start Information given

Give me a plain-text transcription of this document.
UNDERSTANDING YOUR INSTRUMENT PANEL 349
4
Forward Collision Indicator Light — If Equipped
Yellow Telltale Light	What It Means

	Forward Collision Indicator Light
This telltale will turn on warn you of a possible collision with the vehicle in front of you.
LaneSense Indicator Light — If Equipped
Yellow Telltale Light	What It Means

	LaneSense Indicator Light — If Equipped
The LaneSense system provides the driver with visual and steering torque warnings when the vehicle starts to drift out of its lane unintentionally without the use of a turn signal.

end Information given
start Information given

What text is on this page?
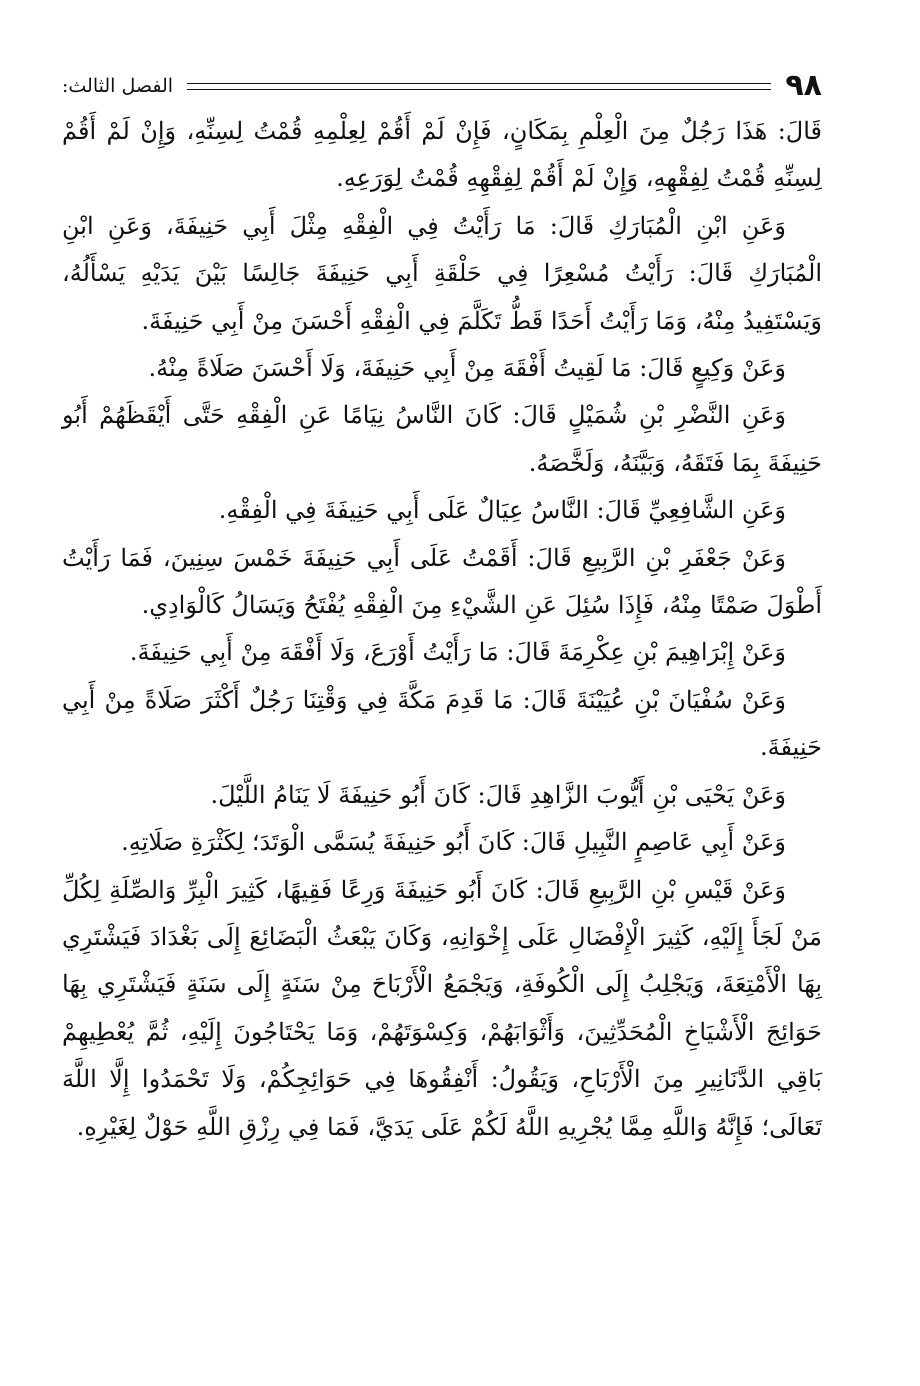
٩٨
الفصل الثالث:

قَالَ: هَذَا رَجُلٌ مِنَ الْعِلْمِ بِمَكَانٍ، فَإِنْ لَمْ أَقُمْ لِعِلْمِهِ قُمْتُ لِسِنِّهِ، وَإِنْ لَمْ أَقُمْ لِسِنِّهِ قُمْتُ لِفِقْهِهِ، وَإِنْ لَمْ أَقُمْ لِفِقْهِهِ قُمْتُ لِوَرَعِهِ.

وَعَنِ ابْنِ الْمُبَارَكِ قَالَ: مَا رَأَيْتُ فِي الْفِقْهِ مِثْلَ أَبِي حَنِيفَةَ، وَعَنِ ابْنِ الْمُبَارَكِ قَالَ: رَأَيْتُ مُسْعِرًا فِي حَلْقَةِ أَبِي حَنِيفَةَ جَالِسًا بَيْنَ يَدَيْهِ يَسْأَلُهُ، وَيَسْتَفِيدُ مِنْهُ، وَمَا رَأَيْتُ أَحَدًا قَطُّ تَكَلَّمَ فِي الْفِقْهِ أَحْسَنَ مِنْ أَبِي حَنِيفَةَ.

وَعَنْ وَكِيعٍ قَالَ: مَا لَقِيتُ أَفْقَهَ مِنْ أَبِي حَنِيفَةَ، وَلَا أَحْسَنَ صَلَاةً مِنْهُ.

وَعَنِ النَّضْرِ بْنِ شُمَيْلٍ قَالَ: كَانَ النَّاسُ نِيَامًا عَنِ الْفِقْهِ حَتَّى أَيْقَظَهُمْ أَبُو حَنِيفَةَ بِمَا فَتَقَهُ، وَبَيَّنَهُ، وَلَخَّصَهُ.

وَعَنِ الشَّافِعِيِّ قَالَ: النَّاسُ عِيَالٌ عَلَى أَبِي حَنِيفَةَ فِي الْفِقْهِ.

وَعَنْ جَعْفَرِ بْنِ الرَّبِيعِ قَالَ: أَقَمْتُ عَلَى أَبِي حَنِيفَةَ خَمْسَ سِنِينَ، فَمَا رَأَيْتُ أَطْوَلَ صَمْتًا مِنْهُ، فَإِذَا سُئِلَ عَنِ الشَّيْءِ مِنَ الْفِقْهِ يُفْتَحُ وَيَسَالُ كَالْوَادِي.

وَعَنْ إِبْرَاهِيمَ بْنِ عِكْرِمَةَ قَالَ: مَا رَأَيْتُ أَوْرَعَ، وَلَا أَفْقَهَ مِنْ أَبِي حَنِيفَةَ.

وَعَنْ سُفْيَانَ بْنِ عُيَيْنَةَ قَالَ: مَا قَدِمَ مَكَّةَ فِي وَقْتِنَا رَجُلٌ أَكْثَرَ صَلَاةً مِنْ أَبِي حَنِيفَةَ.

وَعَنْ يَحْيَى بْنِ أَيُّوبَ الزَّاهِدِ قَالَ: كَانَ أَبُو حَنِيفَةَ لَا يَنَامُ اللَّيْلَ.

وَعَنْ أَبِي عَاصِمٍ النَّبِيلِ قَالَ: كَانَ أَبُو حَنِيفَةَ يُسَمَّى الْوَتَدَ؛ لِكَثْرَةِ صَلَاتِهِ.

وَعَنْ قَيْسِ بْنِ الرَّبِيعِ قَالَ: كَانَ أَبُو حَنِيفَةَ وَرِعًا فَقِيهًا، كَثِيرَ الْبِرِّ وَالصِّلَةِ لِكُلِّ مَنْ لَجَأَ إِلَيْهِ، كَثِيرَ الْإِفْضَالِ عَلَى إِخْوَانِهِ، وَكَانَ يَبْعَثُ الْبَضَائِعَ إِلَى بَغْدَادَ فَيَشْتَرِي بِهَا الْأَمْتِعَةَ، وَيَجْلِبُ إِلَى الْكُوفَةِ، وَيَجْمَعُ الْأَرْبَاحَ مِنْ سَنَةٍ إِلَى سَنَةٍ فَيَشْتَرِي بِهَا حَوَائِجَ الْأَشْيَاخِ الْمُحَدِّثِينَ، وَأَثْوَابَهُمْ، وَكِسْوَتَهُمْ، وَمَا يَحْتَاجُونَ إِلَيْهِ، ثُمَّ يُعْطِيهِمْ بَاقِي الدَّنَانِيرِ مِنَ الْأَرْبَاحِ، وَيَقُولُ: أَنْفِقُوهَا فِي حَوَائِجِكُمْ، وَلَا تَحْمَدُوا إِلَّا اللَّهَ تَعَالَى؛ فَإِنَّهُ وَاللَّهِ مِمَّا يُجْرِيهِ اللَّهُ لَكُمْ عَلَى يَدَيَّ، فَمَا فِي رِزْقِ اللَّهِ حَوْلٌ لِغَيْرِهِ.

end Information given

Short task: Search the listing for the word "Indicator" and return each line that holds it.

Response for this exercise:
Forward Collision Indicator Light — If Equipped
	Forward Collision Indicator Light
LaneSense Indicator Light — If Equipped
	LaneSense Indicator Light — If Equipped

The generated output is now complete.